§ Exercise requirements
Copy out all of the material exactly.

§ Data lines
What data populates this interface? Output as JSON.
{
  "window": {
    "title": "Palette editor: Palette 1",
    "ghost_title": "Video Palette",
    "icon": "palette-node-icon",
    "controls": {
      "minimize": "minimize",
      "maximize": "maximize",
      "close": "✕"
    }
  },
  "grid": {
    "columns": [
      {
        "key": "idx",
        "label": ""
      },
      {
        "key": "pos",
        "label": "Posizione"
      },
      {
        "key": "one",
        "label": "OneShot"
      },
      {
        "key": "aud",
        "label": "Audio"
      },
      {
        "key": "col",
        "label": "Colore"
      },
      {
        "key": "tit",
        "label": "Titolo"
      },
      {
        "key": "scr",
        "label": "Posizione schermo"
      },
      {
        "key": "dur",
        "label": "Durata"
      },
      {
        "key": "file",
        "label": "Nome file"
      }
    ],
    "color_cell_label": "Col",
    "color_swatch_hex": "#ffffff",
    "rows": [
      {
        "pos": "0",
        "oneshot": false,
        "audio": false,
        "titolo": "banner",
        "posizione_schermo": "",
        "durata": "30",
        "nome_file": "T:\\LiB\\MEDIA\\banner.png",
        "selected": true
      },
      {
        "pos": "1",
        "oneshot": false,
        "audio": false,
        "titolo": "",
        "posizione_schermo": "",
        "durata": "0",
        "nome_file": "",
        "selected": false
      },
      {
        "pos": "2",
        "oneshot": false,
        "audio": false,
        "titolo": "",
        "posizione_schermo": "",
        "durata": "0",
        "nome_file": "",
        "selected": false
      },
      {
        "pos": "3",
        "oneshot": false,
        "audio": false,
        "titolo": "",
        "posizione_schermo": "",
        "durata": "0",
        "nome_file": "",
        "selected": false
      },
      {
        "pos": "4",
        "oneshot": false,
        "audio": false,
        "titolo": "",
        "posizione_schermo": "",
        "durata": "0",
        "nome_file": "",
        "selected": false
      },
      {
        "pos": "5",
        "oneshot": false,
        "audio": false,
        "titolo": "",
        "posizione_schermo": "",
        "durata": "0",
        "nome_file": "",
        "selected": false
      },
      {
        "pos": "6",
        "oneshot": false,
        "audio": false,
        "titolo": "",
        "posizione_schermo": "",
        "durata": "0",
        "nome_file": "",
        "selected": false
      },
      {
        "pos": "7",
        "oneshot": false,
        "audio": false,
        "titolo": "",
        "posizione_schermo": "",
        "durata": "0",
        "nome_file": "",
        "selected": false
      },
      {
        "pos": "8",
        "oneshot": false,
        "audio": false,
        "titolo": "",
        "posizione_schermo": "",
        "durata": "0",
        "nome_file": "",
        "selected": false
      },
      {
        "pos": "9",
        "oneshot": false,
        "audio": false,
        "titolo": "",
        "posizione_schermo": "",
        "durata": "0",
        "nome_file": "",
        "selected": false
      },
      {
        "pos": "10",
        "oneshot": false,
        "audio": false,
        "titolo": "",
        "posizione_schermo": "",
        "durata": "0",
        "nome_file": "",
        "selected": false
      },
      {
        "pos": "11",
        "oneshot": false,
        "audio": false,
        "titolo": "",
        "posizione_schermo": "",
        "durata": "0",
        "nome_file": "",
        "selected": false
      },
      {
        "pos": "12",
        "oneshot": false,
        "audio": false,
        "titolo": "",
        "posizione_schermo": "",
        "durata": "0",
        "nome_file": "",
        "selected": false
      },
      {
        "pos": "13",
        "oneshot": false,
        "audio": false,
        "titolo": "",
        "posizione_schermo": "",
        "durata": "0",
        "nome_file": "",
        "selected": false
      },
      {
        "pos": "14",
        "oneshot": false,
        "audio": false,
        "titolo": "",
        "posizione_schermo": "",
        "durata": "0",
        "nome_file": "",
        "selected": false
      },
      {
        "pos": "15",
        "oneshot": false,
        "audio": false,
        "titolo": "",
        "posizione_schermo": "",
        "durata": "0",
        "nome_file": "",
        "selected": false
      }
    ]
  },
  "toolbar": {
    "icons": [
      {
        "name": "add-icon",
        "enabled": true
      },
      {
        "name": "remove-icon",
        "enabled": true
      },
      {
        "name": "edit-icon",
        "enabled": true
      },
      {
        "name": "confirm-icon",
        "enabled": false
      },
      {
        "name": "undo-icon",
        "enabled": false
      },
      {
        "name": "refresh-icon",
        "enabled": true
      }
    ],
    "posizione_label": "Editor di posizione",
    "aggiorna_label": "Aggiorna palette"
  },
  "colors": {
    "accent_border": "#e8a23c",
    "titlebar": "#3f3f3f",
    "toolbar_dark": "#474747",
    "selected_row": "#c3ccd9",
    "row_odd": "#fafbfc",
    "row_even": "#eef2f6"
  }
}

§ Right answer
What data populates this interface? Output as JSON.
{
  "window": {
    "title": "Palette editor: Palette 1",
    "ghost_title": "Video Palette",
    "icon": "palette-node-icon",
    "controls": {
      "minimize": "minimize",
      "maximize": "maximize",
      "close": "✕"
    }
  },
  "grid": {
    "columns": [
      {
        "key": "idx",
        "label": ""
      },
      {
        "key": "pos",
        "label": "Posizione"
      },
      {
        "key": "one",
        "label": "OneShot"
      },
      {
        "key": "aud",
        "label": "Audio"
      },
      {
        "key": "col",
        "label": "Colore"
      },
      {
        "key": "tit",
        "label": "Titolo"
      },
      {
        "key": "scr",
        "label": "Posizione schermo"
      },
      {
        "key": "dur",
        "label": "Durata"
      },
      {
        "key": "file",
        "label": "Nome file"
      }
    ],
    "color_cell_label": "Col",
    "color_swatch_hex": "#ffffff",
    "rows": [
      {
        "pos": "0",
        "oneshot": false,
        "audio": false,
        "titolo": "banner",
        "posizione_schermo": "",
        "durata": "30",
        "nome_file": "T:\\LiB\\MEDIA\\banner.png",
        "selected": true
      },
      {
        "pos": "1",
        "oneshot": false,
        "audio": false,
        "titolo": "",
        "posizione_schermo": "",
        "durata": "0",
        "nome_file": "",
        "selected": false
      },
      {
        "pos": "2",
        "oneshot": false,
        "audio": false,
        "titolo": "",
        "posizione_schermo": "",
        "durata": "0",
        "nome_file": "",
        "selected": false
      },
      {
        "pos": "3",
        "oneshot": false,
        "audio": false,
        "titolo": "",
        "posizione_schermo": "",
        "durata": "0",
        "nome_file": "",
        "selected": false
      },
      {
        "pos": "4",
        "oneshot": false,
        "audio": false,
        "titolo": "",
        "posizione_schermo": "",
        "durata": "0",
        "nome_file": "",
        "selected": false
      },
      {
        "pos": "5",
        "oneshot": false,
        "audio": false,
        "titolo": "",
        "posizione_schermo": "",
        "durata": "0",
        "nome_file": "",
        "selected": false
      },
      {
        "pos": "6",
        "oneshot": false,
        "audio": false,
        "titolo": "",
        "posizione_schermo": "",
        "durata": "0",
        "nome_file": "",
        "selected": false
      },
      {
        "pos": "7",
        "oneshot": false,
        "audio": false,
        "titolo": "",
        "posizione_schermo": "",
        "durata": "0",
        "nome_file": "",
        "selected": false
      },
      {
        "pos": "8",
        "oneshot": false,
        "audio": false,
        "titolo": "",
        "posizione_schermo": "",
        "durata": "0",
        "nome_file": "",
        "selected": false
      },
      {
        "pos": "9",
        "oneshot": false,
        "audio": false,
        "titolo": "",
        "posizione_schermo": "",
        "durata": "0",
        "nome_file": "",
        "selected": false
      },
      {
        "pos": "10",
        "oneshot": false,
        "audio": false,
        "titolo": "",
        "posizione_schermo": "",
        "durata": "0",
        "nome_file": "",
        "selected": false
      },
      {
        "pos": "11",
        "oneshot": false,
        "audio": false,
        "titolo": "",
        "posizione_schermo": "",
        "durata": "0",
        "nome_file": "",
        "selected": false
      },
      {
        "pos": "12",
        "oneshot": false,
        "audio": false,
        "titolo": "",
        "posizione_schermo": "",
        "durata": "0",
        "nome_file": "",
        "selected": false
      },
      {
        "pos": "13",
        "oneshot": false,
        "audio": false,
        "titolo": "",
        "posizione_schermo": "",
        "durata": "0",
        "nome_file": "",
        "selected": false
      },
      {
        "pos": "14",
        "oneshot": false,
        "audio": false,
        "titolo": "",
        "posizione_schermo": "",
        "durata": "0",
        "nome_file": "",
        "selected": false
      },
      {
        "pos": "15",
        "oneshot": false,
        "audio": false,
        "titolo": "",
        "posizione_schermo": "",
        "durata": "0",
        "nome_file": "",
        "selected": false
      }
    ]
  },
  "toolbar": {
    "icons": [
      {
        "name": "add-icon",
        "enabled": true
      },
      {
        "name": "remove-icon",
        "enabled": true
      },
      {
        "name": "edit-icon",
        "enabled": true
      },
      {
        "name": "confirm-icon",
        "enabled": false
      },
      {
        "name": "undo-icon",
        "enabled": false
      },
      {
        "name": "refresh-icon",
        "enabled": true
      }
    ],
    "posizione_label": "Editor di posizione",
    "aggiorna_label": "Aggiorna palette"
  },
  "colors": {
    "accent_border": "#e8a23c",
    "titlebar": "#3f3f3f",
    "toolbar_dark": "#474747",
    "selected_row": "#c3ccd9",
    "row_odd": "#fafbfc",
    "row_even": "#eef2f6"
  }
}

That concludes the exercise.